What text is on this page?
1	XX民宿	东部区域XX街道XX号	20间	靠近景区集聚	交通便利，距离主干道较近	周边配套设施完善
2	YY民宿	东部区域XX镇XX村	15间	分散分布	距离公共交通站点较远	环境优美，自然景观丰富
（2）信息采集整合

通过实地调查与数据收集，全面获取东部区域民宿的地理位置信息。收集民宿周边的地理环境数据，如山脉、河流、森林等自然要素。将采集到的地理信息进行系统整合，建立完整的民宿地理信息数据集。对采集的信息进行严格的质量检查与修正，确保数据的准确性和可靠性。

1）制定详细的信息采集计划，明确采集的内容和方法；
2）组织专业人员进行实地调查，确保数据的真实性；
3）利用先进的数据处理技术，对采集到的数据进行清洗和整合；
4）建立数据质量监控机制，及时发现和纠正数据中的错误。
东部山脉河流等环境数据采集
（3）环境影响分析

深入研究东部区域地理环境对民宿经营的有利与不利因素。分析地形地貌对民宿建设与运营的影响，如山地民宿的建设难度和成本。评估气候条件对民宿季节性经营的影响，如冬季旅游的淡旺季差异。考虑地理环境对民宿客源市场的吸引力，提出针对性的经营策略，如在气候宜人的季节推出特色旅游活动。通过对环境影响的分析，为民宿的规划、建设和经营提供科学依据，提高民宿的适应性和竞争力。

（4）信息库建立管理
※ ※ ※
### [Problem to solve]
Take the entries above and transcribe them exactly.

### [Exercise response]
What text is on this page?
1	XX民宿	东部区域XX街道XX号	20间	靠近景区集聚	交通便利，距离主干道较近	周边配套设施完善
2	YY民宿	东部区域XX镇XX村	15间	分散分布	距离公共交通站点较远	环境优美，自然景观丰富
（2）信息采集整合

通过实地调查与数据收集，全面获取东部区域民宿的地理位置信息。收集民宿周边的地理环境数据，如山脉、河流、森林等自然要素。将采集到的地理信息进行系统整合，建立完整的民宿地理信息数据集。对采集的信息进行严格的质量检查与修正，确保数据的准确性和可靠性。

1）制定详细的信息采集计划，明确采集的内容和方法；
2）组织专业人员进行实地调查，确保数据的真实性；
3）利用先进的数据处理技术，对采集到的数据进行清洗和整合；
4）建立数据质量监控机制，及时发现和纠正数据中的错误。
东部山脉河流等环境数据采集
（3）环境影响分析

深入研究东部区域地理环境对民宿经营的有利与不利因素。分析地形地貌对民宿建设与运营的影响，如山地民宿的建设难度和成本。评估气候条件对民宿季节性经营的影响，如冬季旅游的淡旺季差异。考虑地理环境对民宿客源市场的吸引力，提出针对性的经营策略，如在气候宜人的季节推出特色旅游活动。通过对环境影响的分析，为民宿的规划、建设和经营提供科学依据，提高民宿的适应性和竞争力。

（4）信息库建立管理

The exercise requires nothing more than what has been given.